Goal: Word for word, restate every line of the listing that follows.

Record excerpts:
···
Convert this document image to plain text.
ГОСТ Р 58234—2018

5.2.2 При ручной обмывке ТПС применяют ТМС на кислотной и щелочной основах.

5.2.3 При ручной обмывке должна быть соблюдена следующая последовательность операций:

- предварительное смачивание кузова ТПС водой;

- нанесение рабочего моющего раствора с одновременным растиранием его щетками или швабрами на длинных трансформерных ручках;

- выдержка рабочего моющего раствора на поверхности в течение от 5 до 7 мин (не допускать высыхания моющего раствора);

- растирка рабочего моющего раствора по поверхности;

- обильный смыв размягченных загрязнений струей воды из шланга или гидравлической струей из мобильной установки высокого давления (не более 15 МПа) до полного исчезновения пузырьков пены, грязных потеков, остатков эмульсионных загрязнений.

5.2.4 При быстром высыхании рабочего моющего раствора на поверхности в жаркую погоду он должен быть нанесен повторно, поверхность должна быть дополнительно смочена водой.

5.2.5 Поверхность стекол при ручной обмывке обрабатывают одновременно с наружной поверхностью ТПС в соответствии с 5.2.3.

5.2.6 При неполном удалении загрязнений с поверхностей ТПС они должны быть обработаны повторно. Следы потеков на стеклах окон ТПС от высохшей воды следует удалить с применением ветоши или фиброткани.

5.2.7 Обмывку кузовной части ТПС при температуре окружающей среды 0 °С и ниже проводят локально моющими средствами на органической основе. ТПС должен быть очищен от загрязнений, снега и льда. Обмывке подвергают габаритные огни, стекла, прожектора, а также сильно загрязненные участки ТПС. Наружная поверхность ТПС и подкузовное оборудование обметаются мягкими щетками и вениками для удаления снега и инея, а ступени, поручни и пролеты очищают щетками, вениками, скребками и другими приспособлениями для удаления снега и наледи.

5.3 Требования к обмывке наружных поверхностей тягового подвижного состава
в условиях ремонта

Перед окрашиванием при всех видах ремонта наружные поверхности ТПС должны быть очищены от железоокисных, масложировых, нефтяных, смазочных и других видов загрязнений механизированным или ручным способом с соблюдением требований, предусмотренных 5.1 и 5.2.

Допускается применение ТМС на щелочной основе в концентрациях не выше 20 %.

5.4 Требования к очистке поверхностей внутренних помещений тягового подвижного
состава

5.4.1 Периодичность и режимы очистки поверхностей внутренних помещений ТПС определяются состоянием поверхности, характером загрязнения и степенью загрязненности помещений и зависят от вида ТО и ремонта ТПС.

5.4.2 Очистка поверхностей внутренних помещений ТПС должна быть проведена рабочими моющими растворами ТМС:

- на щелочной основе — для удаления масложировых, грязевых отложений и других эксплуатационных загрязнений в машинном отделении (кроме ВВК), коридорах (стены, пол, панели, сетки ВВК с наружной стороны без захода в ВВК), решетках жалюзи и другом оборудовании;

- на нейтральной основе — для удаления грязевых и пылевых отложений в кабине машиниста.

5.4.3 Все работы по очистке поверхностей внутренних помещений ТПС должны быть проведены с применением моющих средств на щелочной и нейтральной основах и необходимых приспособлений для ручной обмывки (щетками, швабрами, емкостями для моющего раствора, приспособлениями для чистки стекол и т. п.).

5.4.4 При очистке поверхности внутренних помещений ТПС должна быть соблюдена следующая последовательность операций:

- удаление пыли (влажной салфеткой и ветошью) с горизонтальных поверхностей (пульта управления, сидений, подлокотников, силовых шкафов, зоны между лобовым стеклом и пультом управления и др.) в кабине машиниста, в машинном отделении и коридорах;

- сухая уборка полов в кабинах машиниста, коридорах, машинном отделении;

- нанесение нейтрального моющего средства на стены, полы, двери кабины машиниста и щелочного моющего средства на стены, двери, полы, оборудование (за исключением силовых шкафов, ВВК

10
···
Task solution:
Convert this document image to plain text.
ГОСТ Р 58234—2018

5.2.2 При ручной обмывке ТПС применяют ТМС на кислотной и щелочной основах.

5.2.3 При ручной обмывке должна быть соблюдена следующая последовательность операций:

- предварительное смачивание кузова ТПС водой;

- нанесение рабочего моющего раствора с одновременным растиранием его щетками или швабрами на длинных трансформерных ручках;

- выдержка рабочего моющего раствора на поверхности в течение от 5 до 7 мин (не допускать высыхания моющего раствора);

- растирка рабочего моющего раствора по поверхности;

- обильный смыв размягченных загрязнений струей воды из шланга или гидравлической струей из мобильной установки высокого давления (не более 15 МПа) до полного исчезновения пузырьков пены, грязных потеков, остатков эмульсионных загрязнений.

5.2.4 При быстром высыхании рабочего моющего раствора на поверхности в жаркую погоду он должен быть нанесен повторно, поверхность должна быть дополнительно смочена водой.

5.2.5 Поверхность стекол при ручной обмывке обрабатывают одновременно с наружной поверхностью ТПС в соответствии с 5.2.3.

5.2.6 При неполном удалении загрязнений с поверхностей ТПС они должны быть обработаны повторно. Следы потеков на стеклах окон ТПС от высохшей воды следует удалить с применением ветоши или фиброткани.

5.2.7 Обмывку кузовной части ТПС при температуре окружающей среды 0 °С и ниже проводят локально моющими средствами на органической основе. ТПС должен быть очищен от загрязнений, снега и льда. Обмывке подвергают габаритные огни, стекла, прожектора, а также сильно загрязненные участки ТПС. Наружная поверхность ТПС и подкузовное оборудование обметаются мягкими щетками и вениками для удаления снега и инея, а ступени, поручни и пролеты очищают щетками, вениками, скребками и другими приспособлениями для удаления снега и наледи.

5.3 Требования к обмывке наружных поверхностей тягового подвижного состава
в условиях ремонта

Перед окрашиванием при всех видах ремонта наружные поверхности ТПС должны быть очищены от железоокисных, масложировых, нефтяных, смазочных и других видов загрязнений механизированным или ручным способом с соблюдением требований, предусмотренных 5.1 и 5.2.

Допускается применение ТМС на щелочной основе в концентрациях не выше 20 %.

5.4 Требования к очистке поверхностей внутренних помещений тягового подвижного
состава

5.4.1 Периодичность и режимы очистки поверхностей внутренних помещений ТПС определяются состоянием поверхности, характером загрязнения и степенью загрязненности помещений и зависят от вида ТО и ремонта ТПС.

5.4.2 Очистка поверхностей внутренних помещений ТПС должна быть проведена рабочими моющими растворами ТМС:

- на щелочной основе — для удаления масложировых, грязевых отложений и других эксплуатационных загрязнений в машинном отделении (кроме ВВК), коридорах (стены, пол, панели, сетки ВВК с наружной стороны без захода в ВВК), решетках жалюзи и другом оборудовании;

- на нейтральной основе — для удаления грязевых и пылевых отложений в кабине машиниста.

5.4.3 Все работы по очистке поверхностей внутренних помещений ТПС должны быть проведены с применением моющих средств на щелочной и нейтральной основах и необходимых приспособлений для ручной обмывки (щетками, швабрами, емкостями для моющего раствора, приспособлениями для чистки стекол и т. п.).

5.4.4 При очистке поверхности внутренних помещений ТПС должна быть соблюдена следующая последовательность операций:

- удаление пыли (влажной салфеткой и ветошью) с горизонтальных поверхностей (пульта управления, сидений, подлокотников, силовых шкафов, зоны между лобовым стеклом и пультом управления и др.) в кабине машиниста, в машинном отделении и коридорах;

- сухая уборка полов в кабинах машиниста, коридорах, машинном отделении;

- нанесение нейтрального моющего средства на стены, полы, двери кабины машиниста и щелочного моющего средства на стены, двери, полы, оборудование (за исключением силовых шкафов, ВВК

10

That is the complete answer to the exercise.